— Given task —
Below are the records. Gather each line that holds "content".

— Stored items from a collection —
■ ■ ■

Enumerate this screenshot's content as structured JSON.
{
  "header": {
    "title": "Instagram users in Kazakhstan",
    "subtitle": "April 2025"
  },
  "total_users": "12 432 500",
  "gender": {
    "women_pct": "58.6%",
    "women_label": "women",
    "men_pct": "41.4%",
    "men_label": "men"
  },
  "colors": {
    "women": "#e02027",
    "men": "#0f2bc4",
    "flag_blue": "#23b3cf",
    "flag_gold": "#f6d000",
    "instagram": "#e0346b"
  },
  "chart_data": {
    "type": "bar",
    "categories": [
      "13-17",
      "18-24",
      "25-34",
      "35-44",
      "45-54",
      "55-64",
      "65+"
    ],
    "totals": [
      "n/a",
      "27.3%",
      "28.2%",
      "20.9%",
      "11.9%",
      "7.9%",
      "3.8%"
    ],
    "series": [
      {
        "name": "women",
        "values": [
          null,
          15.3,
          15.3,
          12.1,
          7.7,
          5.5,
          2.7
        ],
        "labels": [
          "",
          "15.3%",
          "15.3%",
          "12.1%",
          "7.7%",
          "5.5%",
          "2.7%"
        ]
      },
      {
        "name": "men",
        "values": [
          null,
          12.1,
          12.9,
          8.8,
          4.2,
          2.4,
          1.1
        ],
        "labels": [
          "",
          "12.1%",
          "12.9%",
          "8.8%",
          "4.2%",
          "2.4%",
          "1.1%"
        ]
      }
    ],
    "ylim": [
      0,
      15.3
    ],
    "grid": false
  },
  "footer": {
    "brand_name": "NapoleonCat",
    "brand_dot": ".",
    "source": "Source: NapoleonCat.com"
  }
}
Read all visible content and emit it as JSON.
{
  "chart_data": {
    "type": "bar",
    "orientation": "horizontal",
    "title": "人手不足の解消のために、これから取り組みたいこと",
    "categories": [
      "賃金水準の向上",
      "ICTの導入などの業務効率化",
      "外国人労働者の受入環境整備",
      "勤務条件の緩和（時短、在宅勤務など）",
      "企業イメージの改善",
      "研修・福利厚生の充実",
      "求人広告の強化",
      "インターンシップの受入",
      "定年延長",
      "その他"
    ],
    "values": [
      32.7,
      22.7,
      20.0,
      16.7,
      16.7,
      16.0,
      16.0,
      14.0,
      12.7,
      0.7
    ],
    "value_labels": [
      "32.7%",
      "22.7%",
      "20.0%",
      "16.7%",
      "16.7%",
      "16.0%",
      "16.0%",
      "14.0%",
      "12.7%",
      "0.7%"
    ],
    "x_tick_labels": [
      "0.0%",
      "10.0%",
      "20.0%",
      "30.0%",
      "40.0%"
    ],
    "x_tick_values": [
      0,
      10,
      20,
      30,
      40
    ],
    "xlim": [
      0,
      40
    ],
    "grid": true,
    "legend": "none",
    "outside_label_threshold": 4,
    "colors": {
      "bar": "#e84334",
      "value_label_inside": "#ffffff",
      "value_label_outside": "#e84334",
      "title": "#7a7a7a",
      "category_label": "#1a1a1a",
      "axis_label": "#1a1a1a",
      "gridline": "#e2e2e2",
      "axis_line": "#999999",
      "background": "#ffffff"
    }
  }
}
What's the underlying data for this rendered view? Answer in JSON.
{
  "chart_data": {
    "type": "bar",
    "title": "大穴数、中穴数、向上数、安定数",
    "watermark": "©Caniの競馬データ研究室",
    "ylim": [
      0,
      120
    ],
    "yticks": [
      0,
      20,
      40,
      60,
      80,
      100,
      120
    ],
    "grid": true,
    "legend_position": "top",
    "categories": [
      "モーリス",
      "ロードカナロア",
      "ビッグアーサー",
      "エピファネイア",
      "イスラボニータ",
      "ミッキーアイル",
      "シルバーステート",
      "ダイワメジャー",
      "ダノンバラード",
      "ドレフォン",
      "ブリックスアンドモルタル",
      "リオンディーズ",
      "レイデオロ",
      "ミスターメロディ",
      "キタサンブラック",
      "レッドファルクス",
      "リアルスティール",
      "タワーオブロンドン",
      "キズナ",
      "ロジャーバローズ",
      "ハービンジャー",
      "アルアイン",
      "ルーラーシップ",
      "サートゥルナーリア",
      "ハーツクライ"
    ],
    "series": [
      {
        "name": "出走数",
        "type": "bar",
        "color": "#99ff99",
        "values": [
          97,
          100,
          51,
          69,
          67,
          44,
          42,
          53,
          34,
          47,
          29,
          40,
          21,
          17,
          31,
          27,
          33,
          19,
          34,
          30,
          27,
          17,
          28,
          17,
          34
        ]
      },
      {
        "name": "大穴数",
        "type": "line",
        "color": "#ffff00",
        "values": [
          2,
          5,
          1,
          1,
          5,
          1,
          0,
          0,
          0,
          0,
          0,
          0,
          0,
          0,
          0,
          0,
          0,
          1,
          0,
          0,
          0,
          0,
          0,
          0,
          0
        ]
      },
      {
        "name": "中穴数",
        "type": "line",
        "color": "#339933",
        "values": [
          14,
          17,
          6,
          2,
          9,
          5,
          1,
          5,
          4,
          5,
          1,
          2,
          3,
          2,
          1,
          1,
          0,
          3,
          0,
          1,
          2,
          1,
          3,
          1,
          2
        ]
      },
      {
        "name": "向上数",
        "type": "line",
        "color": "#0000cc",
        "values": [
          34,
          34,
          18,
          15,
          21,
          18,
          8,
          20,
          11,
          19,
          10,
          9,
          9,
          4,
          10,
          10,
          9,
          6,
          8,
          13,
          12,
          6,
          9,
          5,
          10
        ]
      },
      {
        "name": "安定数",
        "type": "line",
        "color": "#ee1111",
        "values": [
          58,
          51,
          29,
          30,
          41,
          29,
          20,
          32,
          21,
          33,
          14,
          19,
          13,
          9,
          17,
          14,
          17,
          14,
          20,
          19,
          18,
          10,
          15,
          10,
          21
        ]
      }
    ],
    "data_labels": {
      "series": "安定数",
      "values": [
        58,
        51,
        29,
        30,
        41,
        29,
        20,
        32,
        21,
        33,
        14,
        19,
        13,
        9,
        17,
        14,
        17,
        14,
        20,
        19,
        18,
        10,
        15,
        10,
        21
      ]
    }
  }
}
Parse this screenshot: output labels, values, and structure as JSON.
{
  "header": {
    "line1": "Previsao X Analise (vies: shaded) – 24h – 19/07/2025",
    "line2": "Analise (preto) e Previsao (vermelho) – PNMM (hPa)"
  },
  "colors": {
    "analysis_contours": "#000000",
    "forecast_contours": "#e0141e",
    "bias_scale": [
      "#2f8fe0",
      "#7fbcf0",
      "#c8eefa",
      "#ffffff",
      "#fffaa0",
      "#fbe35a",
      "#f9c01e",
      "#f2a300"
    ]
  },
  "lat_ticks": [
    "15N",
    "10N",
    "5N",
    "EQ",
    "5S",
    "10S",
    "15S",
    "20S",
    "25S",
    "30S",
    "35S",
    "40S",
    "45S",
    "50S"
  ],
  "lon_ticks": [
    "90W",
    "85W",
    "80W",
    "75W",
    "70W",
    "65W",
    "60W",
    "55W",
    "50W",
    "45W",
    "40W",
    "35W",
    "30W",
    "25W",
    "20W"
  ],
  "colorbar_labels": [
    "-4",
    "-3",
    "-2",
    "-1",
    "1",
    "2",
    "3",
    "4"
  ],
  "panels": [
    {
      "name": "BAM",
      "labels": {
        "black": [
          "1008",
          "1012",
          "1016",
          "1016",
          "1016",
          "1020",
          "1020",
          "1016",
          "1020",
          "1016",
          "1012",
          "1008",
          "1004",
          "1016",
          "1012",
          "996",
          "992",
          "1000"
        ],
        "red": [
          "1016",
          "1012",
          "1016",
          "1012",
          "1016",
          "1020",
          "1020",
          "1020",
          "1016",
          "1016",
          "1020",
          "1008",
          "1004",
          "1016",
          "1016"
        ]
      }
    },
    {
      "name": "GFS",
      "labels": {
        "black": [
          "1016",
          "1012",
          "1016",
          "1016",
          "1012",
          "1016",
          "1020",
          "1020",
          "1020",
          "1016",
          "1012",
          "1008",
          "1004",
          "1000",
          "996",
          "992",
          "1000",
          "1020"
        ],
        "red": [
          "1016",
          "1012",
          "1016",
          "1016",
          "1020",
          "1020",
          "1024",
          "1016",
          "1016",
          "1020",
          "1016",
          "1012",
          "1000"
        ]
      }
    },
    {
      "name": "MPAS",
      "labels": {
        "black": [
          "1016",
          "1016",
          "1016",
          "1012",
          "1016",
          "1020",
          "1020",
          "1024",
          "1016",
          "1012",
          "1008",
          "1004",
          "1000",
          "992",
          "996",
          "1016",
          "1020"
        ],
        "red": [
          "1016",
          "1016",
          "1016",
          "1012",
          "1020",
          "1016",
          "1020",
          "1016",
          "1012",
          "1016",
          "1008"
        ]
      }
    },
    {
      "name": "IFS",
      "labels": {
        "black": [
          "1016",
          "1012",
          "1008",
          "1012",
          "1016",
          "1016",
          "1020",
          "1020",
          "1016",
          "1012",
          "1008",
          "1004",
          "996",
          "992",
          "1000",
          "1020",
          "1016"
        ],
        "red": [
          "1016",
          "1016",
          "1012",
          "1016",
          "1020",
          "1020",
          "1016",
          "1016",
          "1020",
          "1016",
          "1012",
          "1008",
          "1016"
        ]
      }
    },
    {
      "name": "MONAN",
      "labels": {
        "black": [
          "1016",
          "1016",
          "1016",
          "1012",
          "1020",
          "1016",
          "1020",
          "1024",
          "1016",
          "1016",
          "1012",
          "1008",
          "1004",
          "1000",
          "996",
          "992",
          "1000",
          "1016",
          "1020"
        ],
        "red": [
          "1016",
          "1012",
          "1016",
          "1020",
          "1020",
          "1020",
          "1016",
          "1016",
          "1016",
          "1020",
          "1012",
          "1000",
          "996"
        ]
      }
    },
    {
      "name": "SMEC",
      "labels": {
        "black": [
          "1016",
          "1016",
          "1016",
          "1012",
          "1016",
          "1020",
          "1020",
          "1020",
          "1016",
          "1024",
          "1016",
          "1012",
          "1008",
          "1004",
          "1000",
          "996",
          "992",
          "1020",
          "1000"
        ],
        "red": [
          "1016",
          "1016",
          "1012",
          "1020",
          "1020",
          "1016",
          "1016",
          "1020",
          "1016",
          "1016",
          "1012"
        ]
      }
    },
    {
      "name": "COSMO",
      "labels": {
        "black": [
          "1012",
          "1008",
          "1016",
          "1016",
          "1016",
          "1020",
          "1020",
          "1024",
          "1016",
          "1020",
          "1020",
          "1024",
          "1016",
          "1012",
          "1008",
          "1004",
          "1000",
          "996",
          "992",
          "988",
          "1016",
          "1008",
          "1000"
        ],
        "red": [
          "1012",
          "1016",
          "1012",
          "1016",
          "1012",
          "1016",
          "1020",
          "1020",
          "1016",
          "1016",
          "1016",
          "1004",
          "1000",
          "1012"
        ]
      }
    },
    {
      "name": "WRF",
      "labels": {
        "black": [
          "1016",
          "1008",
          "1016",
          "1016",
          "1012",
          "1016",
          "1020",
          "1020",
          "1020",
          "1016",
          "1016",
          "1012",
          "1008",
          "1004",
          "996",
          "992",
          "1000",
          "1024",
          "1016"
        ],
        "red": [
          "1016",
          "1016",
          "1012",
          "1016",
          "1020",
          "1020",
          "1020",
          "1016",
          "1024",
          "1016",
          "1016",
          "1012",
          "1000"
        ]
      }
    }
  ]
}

■ ■ ■

— Answer to this exercise —
Enumerate this screenshot's content as structured JSON.
Read all visible content and emit it as JSON.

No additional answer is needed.